[Data extracts Boundary: Start]

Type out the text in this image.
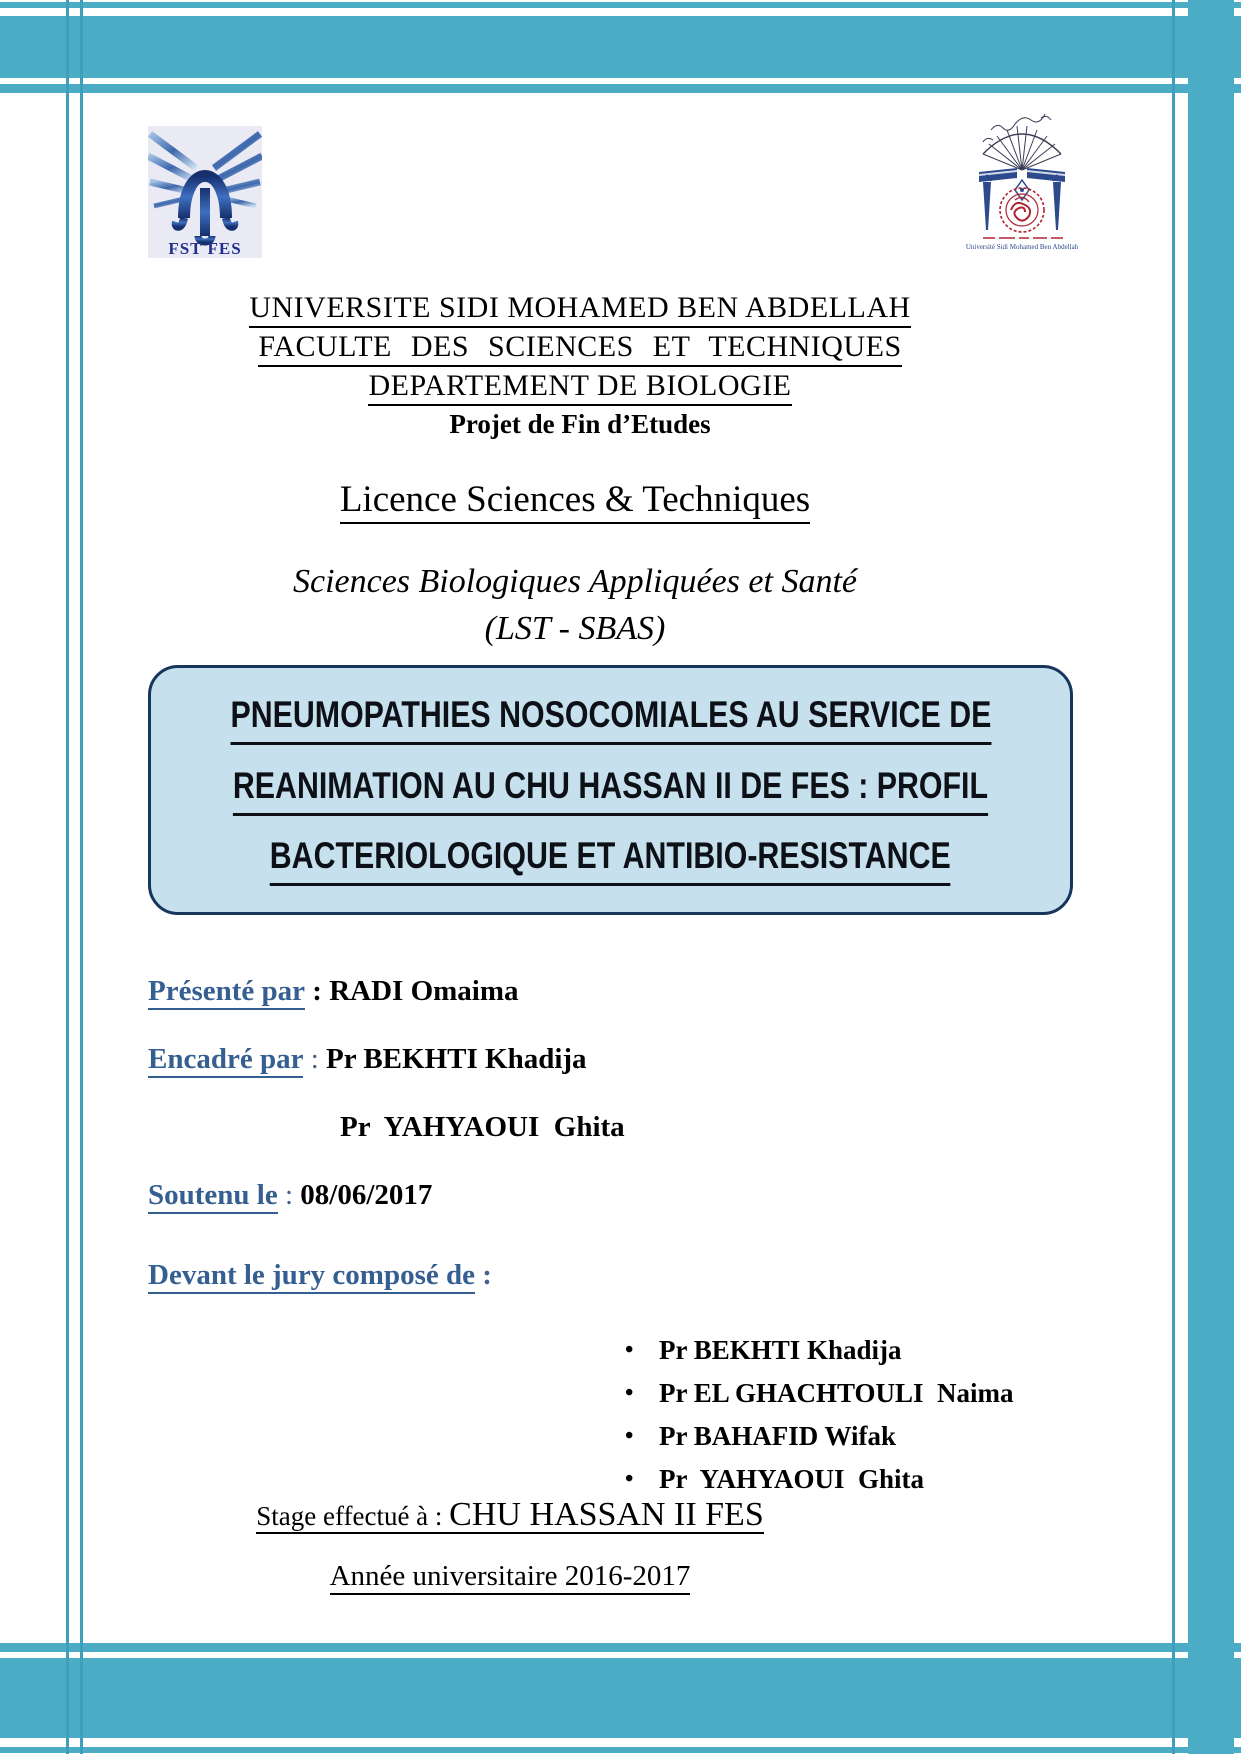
FST FES	Université Sidi Mohamed Ben Abdellah
UNIVERSITE SIDI MOHAMED BEN ABDELLAH
FACULTE DES SCIENCES ET TECHNIQUES
DEPARTEMENT DE BIOLOGIE
Projet de Fin d’Etudes
Licence Sciences & Techniques
Sciences Biologiques Appliquées et Santé
(LST - SBAS)
PNEUMOPATHIES NOSOCOMIALES AU SERVICE DE
REANIMATION AU CHU HASSAN II DE FES : PROFIL
BACTERIOLOGIQUE ET ANTIBIO-RESISTANCE
Présenté par : RADI Omaima
Encadré par : Pr BEKHTI Khadija
Pr  YAHYAOUI  Ghita
Soutenu le : 08/06/2017
Devant le jury composé de :

• Pr BEKHTI Khadija

• Pr EL GHACHTOULI  Naima

• Pr BAHAFID Wifak

• Pr  YAHYAOUI  Ghita

Stage effectué à : CHU HASSAN II FES
Année universitaire 2016-2017
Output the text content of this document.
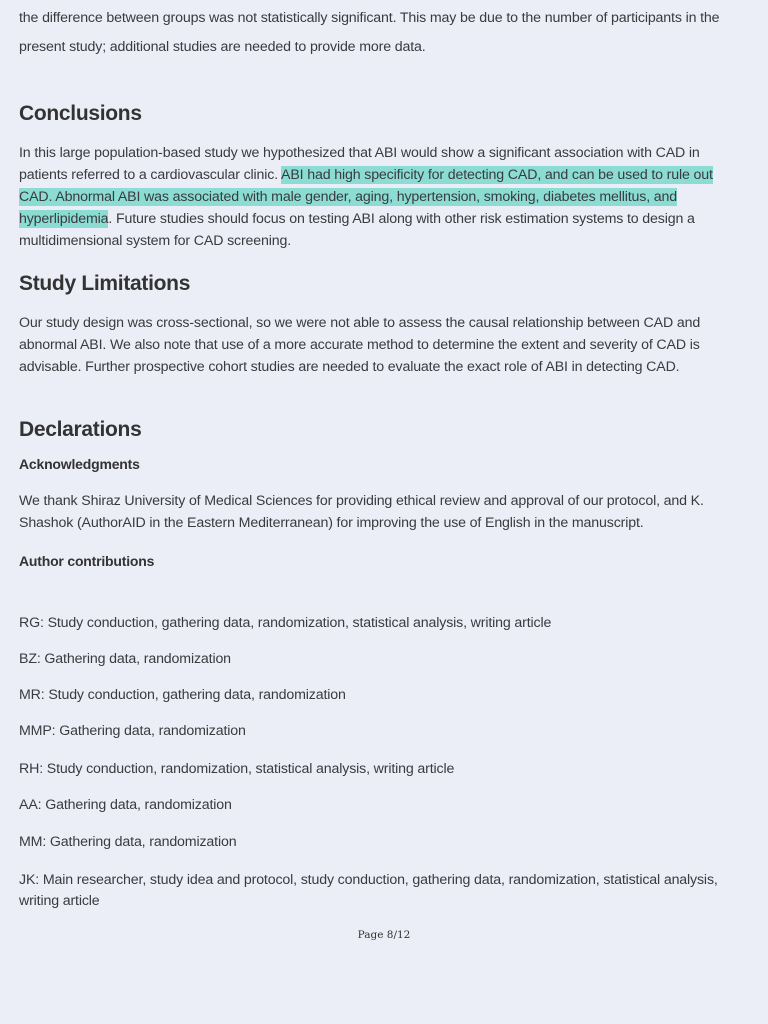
the difference between groups was not statistically significant. This may be due to the number of participants in the present study; additional studies are needed to provide more data.

Conclusions

In this large population-based study we hypothesized that ABI would show a significant association with CAD in patients referred to a cardiovascular clinic. ABI had high specificity for detecting CAD, and can be used to rule out CAD. Abnormal ABI was associated with male gender, aging, hypertension, smoking, diabetes mellitus, and hyperlipidemia. Future studies should focus on testing ABI along with other risk estimation systems to design a multidimensional system for CAD screening.

Study Limitations

Our study design was cross-sectional, so we were not able to assess the causal relationship between CAD and abnormal ABI. We also note that use of a more accurate method to determine the extent and severity of CAD is advisable. Further prospective cohort studies are needed to evaluate the exact role of ABI in detecting CAD.

Declarations
Acknowledgments

We thank Shiraz University of Medical Sciences for providing ethical review and approval of our protocol, and K. Shashok (AuthorAID in the Eastern Mediterranean) for improving the use of English in the manuscript.

Author contributions

RG: Study conduction, gathering data, randomization, statistical analysis, writing article

BZ: Gathering data, randomization

MR: Study conduction, gathering data, randomization

MMP: Gathering data, randomization

RH: Study conduction, randomization, statistical analysis, writing article

AA: Gathering data, randomization

MM: Gathering data, randomization

JK: Main researcher, study idea and protocol, study conduction, gathering data, randomization, statistical analysis, writing article

Page 8/12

[Data extracts Boundary: End]

### Try it
Return the entries above exactly and in full; do not include images.

### Solution
Type out the text in this image.
FST FES	Université Sidi Mohamed Ben Abdellah
UNIVERSITE SIDI MOHAMED BEN ABDELLAH
FACULTE DES SCIENCES ET TECHNIQUES
DEPARTEMENT DE BIOLOGIE
Projet de Fin d’Etudes
Licence Sciences & Techniques
Sciences Biologiques Appliquées et Santé
(LST - SBAS)
PNEUMOPATHIES NOSOCOMIALES AU SERVICE DE
REANIMATION AU CHU HASSAN II DE FES : PROFIL
BACTERIOLOGIQUE ET ANTIBIO-RESISTANCE
Présenté par : RADI Omaima
Encadré par : Pr BEKHTI Khadija
Pr  YAHYAOUI  Ghita
Soutenu le : 08/06/2017
Devant le jury composé de :

• Pr BEKHTI Khadija

• Pr EL GHACHTOULI  Naima

• Pr BAHAFID Wifak

• Pr  YAHYAOUI  Ghita

Stage effectué à : CHU HASSAN II FES
Année universitaire 2016-2017
Output the text content of this document.
the difference between groups was not statistically significant. This may be due to the number of participants in the present study; additional studies are needed to provide more data.

Conclusions

In this large population-based study we hypothesized that ABI would show a significant association with CAD in patients referred to a cardiovascular clinic. ABI had high specificity for detecting CAD, and can be used to rule out CAD. Abnormal ABI was associated with male gender, aging, hypertension, smoking, diabetes mellitus, and hyperlipidemia. Future studies should focus on testing ABI along with other risk estimation systems to design a multidimensional system for CAD screening.

Study Limitations

Our study design was cross-sectional, so we were not able to assess the causal relationship between CAD and abnormal ABI. We also note that use of a more accurate method to determine the extent and severity of CAD is advisable. Further prospective cohort studies are needed to evaluate the exact role of ABI in detecting CAD.

Declarations
Acknowledgments

We thank Shiraz University of Medical Sciences for providing ethical review and approval of our protocol, and K. Shashok (AuthorAID in the Eastern Mediterranean) for improving the use of English in the manuscript.

Author contributions

RG: Study conduction, gathering data, randomization, statistical analysis, writing article

BZ: Gathering data, randomization

MR: Study conduction, gathering data, randomization

MMP: Gathering data, randomization

RH: Study conduction, randomization, statistical analysis, writing article

AA: Gathering data, randomization

MM: Gathering data, randomization

JK: Main researcher, study idea and protocol, study conduction, gathering data, randomization, statistical analysis, writing article

Page 8/12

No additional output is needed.